>>>>

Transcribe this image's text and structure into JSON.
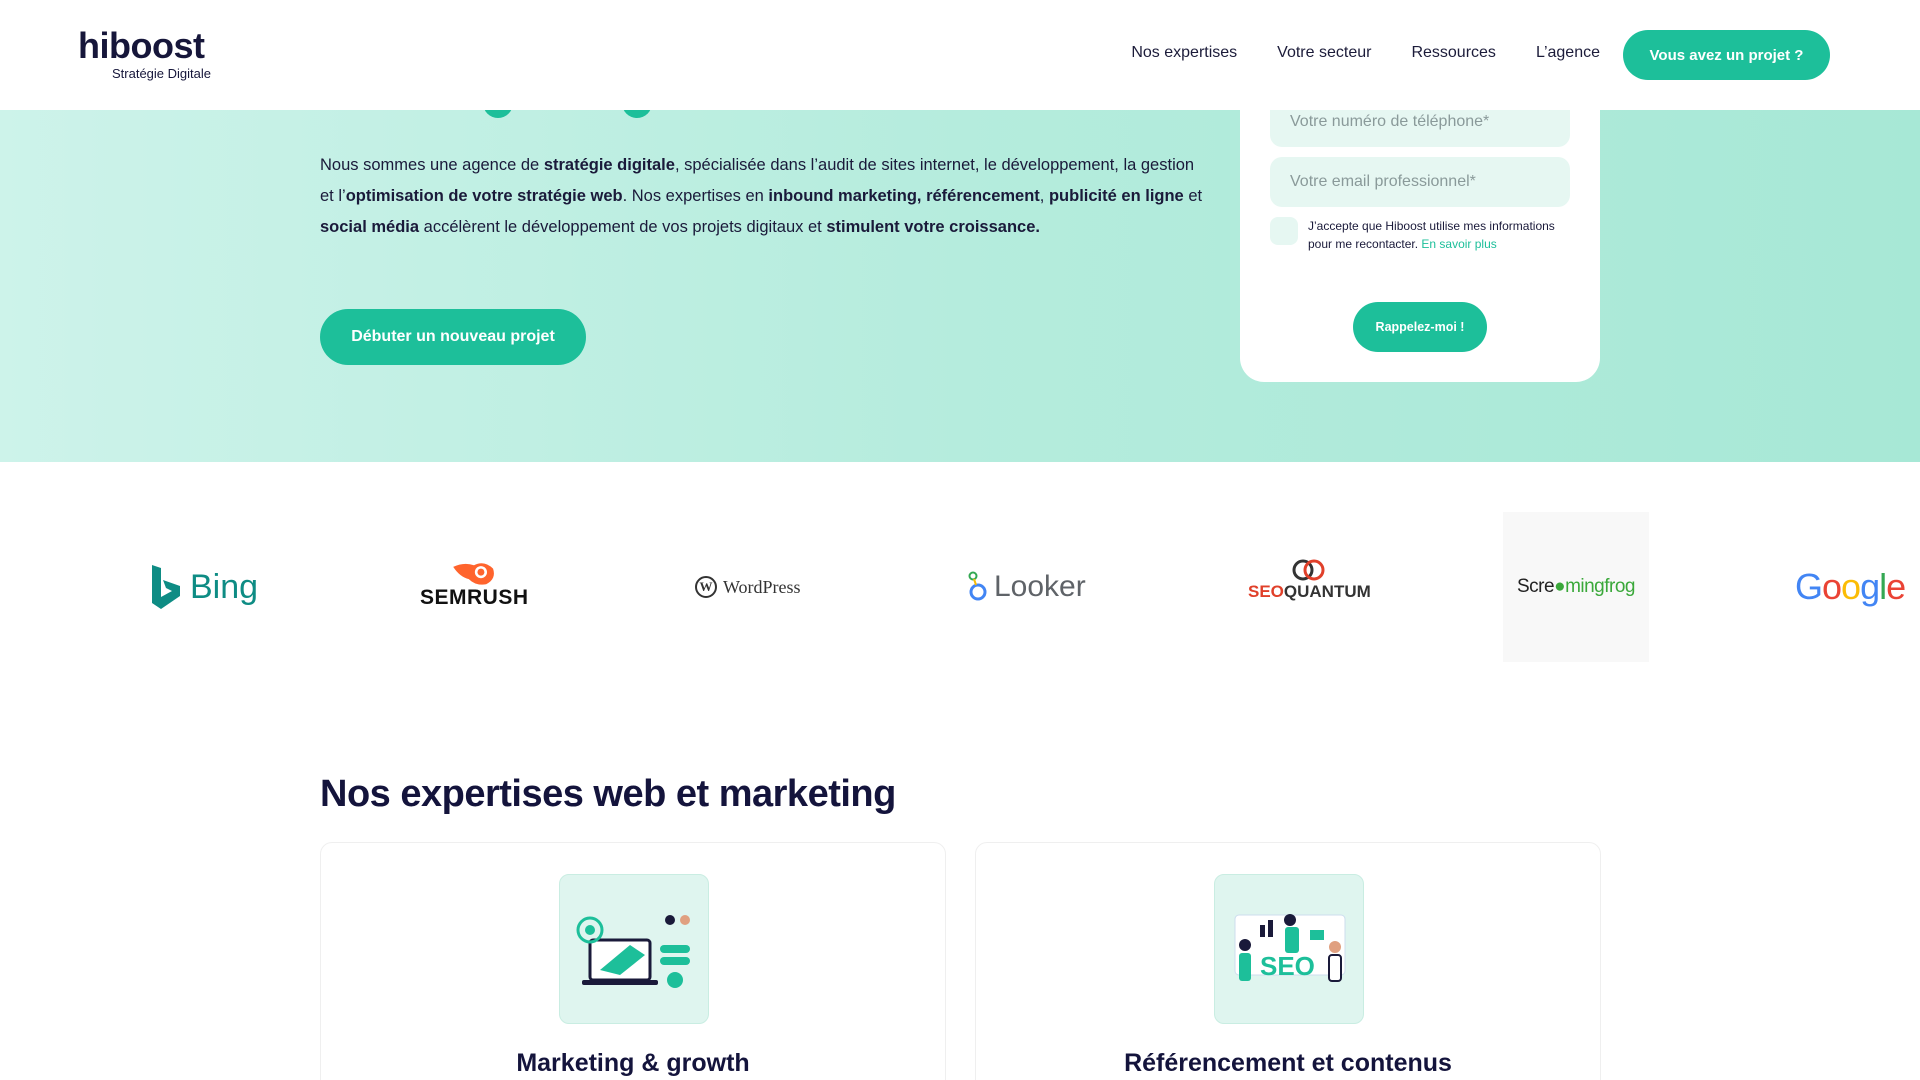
{
  "header": {
    "logo_name": "hiboost",
    "logo_sub": "Stratégie Digitale",
    "nav": [
      "Nos expertises",
      "Votre secteur",
      "Ressources",
      "L’agence"
    ],
    "cta": "Vous avez un projet ?"
  },
  "hero": {
    "p1": "Nous sommes une agence de ",
    "b1": "stratégie digitale",
    "p2": ", spécialisée dans l’audit de sites internet, le développement, la gestion et l’",
    "b2": "optimisation de votre stratégie web",
    "p3": ". Nos expertises en ",
    "b3": "inbound marketing, référencement",
    "p4": ", ",
    "b4": "publicité en ligne",
    "p5": " et ",
    "b5": "social média",
    "p6": " accélèrent le développement de vos projets digitaux et ",
    "b6": "stimulent votre croissance.",
    "button": "Débuter un nouveau projet"
  },
  "form": {
    "phone_placeholder": "Votre numéro de téléphone*",
    "email_placeholder": "Votre email professionnel*",
    "consent": "J’accepte que Hiboost utilise mes informations pour me recontacter. ",
    "consent_link": "En savoir plus",
    "submit": "Rappelez-moi !"
  },
  "logos": {
    "bing": "Bing",
    "semrush": "SEMRUSH",
    "wordpress": "WordPress",
    "looker": "Looker",
    "seoquantum_a": "SEO",
    "seoquantum_b": "QUANTUM",
    "frog_a": "Scre",
    "frog_b": "mingfrog",
    "google": "Google"
  },
  "expertises": {
    "title": "Nos expertises web et marketing",
    "cards": [
      {
        "title": "Marketing & growth",
        "icon": "marketing-illustration"
      },
      {
        "title": "Référencement et contenus",
        "icon": "seo-illustration"
      }
    ]
  },
  "colors": {
    "accent": "#1dbf9a",
    "navy": "#14143c",
    "hero_bg": "#b5ecdd"
  }
}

<<<<

- **Job**:
Transcribe the material exactly, and leave out whatever pictures it holds.

- **Full response**:
Transcribe this image's text and structure into JSON.
{
  "header": {
    "logo_name": "hiboost",
    "logo_sub": "Stratégie Digitale",
    "nav": [
      "Nos expertises",
      "Votre secteur",
      "Ressources",
      "L’agence"
    ],
    "cta": "Vous avez un projet ?"
  },
  "hero": {
    "p1": "Nous sommes une agence de ",
    "b1": "stratégie digitale",
    "p2": ", spécialisée dans l’audit de sites internet, le développement, la gestion et l’",
    "b2": "optimisation de votre stratégie web",
    "p3": ". Nos expertises en ",
    "b3": "inbound marketing, référencement",
    "p4": ", ",
    "b4": "publicité en ligne",
    "p5": " et ",
    "b5": "social média",
    "p6": " accélèrent le développement de vos projets digitaux et ",
    "b6": "stimulent votre croissance.",
    "button": "Débuter un nouveau projet"
  },
  "form": {
    "phone_placeholder": "Votre numéro de téléphone*",
    "email_placeholder": "Votre email professionnel*",
    "consent": "J’accepte que Hiboost utilise mes informations pour me recontacter. ",
    "consent_link": "En savoir plus",
    "submit": "Rappelez-moi !"
  },
  "logos": {
    "bing": "Bing",
    "semrush": "SEMRUSH",
    "wordpress": "WordPress",
    "looker": "Looker",
    "seoquantum_a": "SEO",
    "seoquantum_b": "QUANTUM",
    "frog_a": "Scre",
    "frog_b": "mingfrog",
    "google": "Google"
  },
  "expertises": {
    "title": "Nos expertises web et marketing",
    "cards": [
      {
        "title": "Marketing & growth",
        "icon": "marketing-illustration"
      },
      {
        "title": "Référencement et contenus",
        "icon": "seo-illustration"
      }
    ]
  },
  "colors": {
    "accent": "#1dbf9a",
    "navy": "#14143c",
    "hero_bg": "#b5ecdd"
  }
}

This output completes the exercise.